TASK BRIEF >> Duplicate the items below verbatim, beginning with the line that contains "member-card: 이름 : 전재권" and continuing through the line that contains "section-gap — [0, 699, 1907, 719]".

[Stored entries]
——————————

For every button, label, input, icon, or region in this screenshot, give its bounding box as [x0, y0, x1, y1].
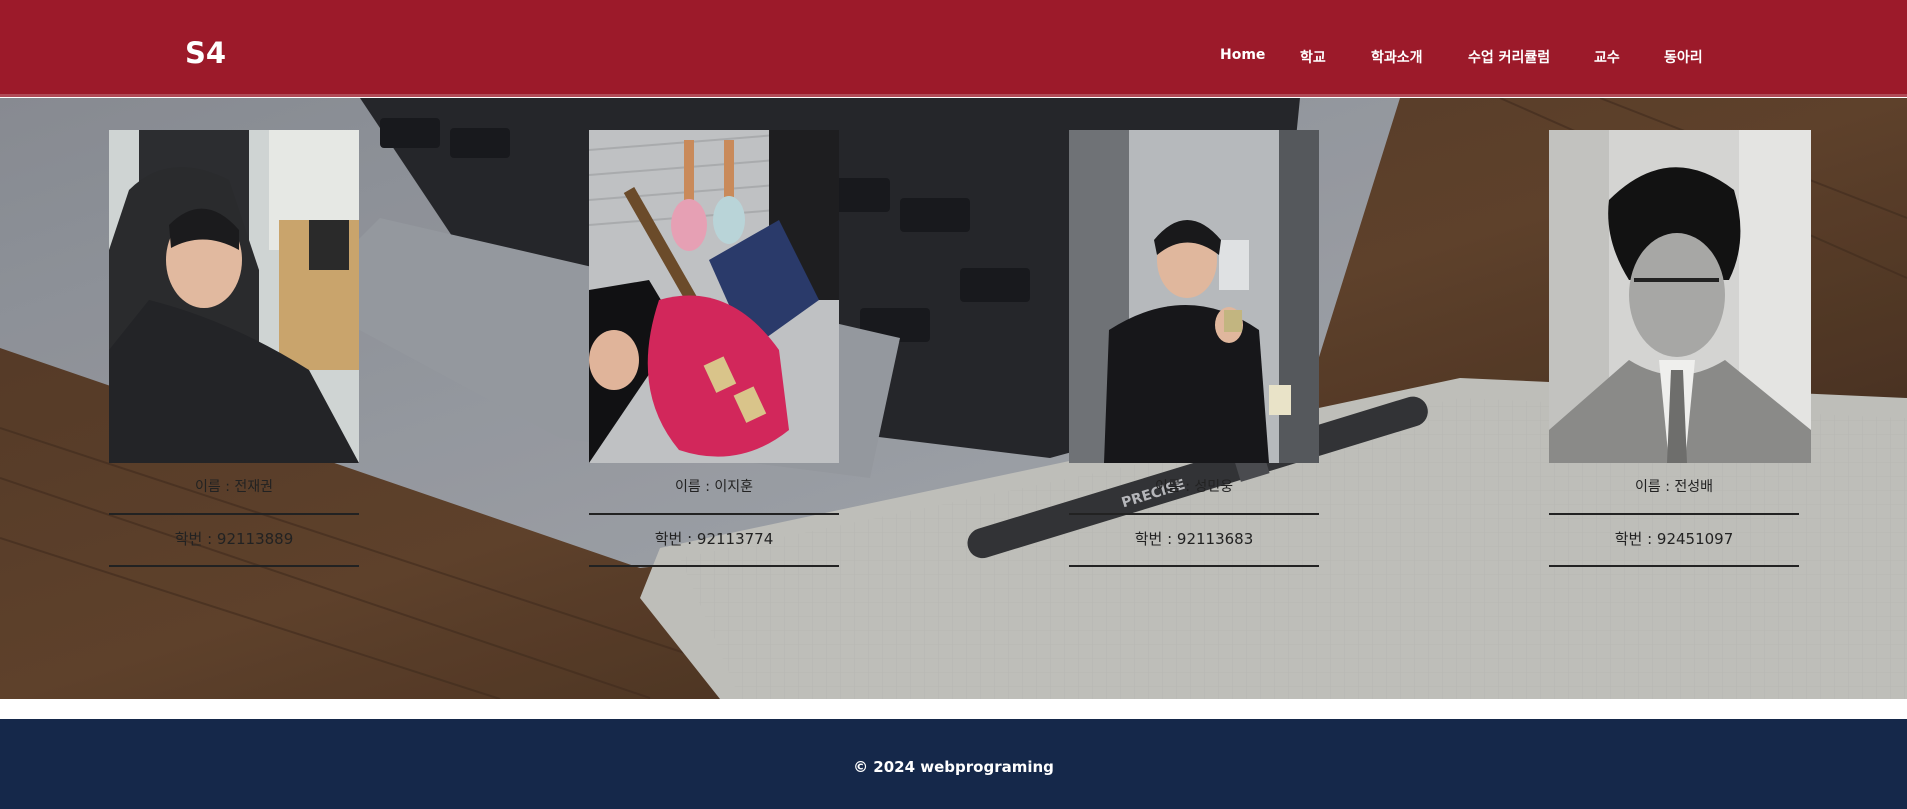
member-card: 이름 : 전재권 학번 : 92113889 — [109, 130, 359, 567]
nav-home[interactable]: Home — [1220, 47, 1265, 63]
main-nav: Home 학교 학과소개 수업 커리큘럼 교수 동아리 — [0, 47, 1907, 67]
member-name: 이름 : 전성배 — [1549, 477, 1799, 515]
nav-school[interactable]: 학교 — [1300, 47, 1326, 67]
member-photo — [1069, 130, 1319, 463]
nav-club[interactable]: 동아리 — [1664, 47, 1703, 67]
nav-department[interactable]: 학과소개 — [1371, 47, 1423, 67]
member-name: 이름 : 성민웅 — [1069, 477, 1319, 515]
site-footer: © 2024 webprograming — [0, 719, 1907, 809]
section-gap — [0, 699, 1907, 719]
site-header: S4 Home 학교 학과소개 수업 커리큘럼 교수 동아리 — [0, 0, 1907, 97]
member-name: 이름 : 이지훈 — [589, 477, 839, 515]
member-student-id: 학번 : 92113683 — [1069, 529, 1319, 567]
member-student-id: 학번 : 92451097 — [1549, 529, 1799, 567]
hero-section: PRECISE 이름 : 전재권 학번 : 92113889 이름: 이지훈 … — [0, 98, 1907, 699]
member-card: 이름 : 성민웅 학번 : 92113683 — [1069, 130, 1319, 567]
member-card: 이름 : 전성배 학번 : 92451097 — [1549, 130, 1811, 567]
member-photo — [1549, 130, 1811, 463]
member-photo — [589, 130, 839, 463]
copyright-text: © 2024 webprograming — [853, 758, 1054, 776]
member-student-id: 학번 : 92113889 — [109, 529, 359, 567]
nav-professor[interactable]: 교수 — [1594, 47, 1620, 67]
member-student-id: 학번 : 92113774 — [589, 529, 839, 567]
member-photo — [109, 130, 359, 463]
member-name: 이름 : 전재권 — [109, 477, 359, 515]
nav-curriculum[interactable]: 수업 커리큘럼 — [1468, 47, 1550, 67]
member-card: 이름 : 이지훈 학번 : 92113774 — [589, 130, 839, 567]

——————————

FULL RESPONSE >>
member-card: 이름 : 전재권 학번 : 92113889 — [109, 130, 359, 567]
nav-home[interactable]: Home — [1220, 47, 1265, 63]
main-nav: Home 학교 학과소개 수업 커리큘럼 교수 동아리 — [0, 47, 1907, 67]
member-name: 이름 : 전성배 — [1549, 477, 1799, 515]
nav-school[interactable]: 학교 — [1300, 47, 1326, 67]
member-photo — [1069, 130, 1319, 463]
nav-club[interactable]: 동아리 — [1664, 47, 1703, 67]
nav-department[interactable]: 학과소개 — [1371, 47, 1423, 67]
member-name: 이름 : 성민웅 — [1069, 477, 1319, 515]
site-footer: © 2024 webprograming — [0, 719, 1907, 809]
section-gap — [0, 699, 1907, 719]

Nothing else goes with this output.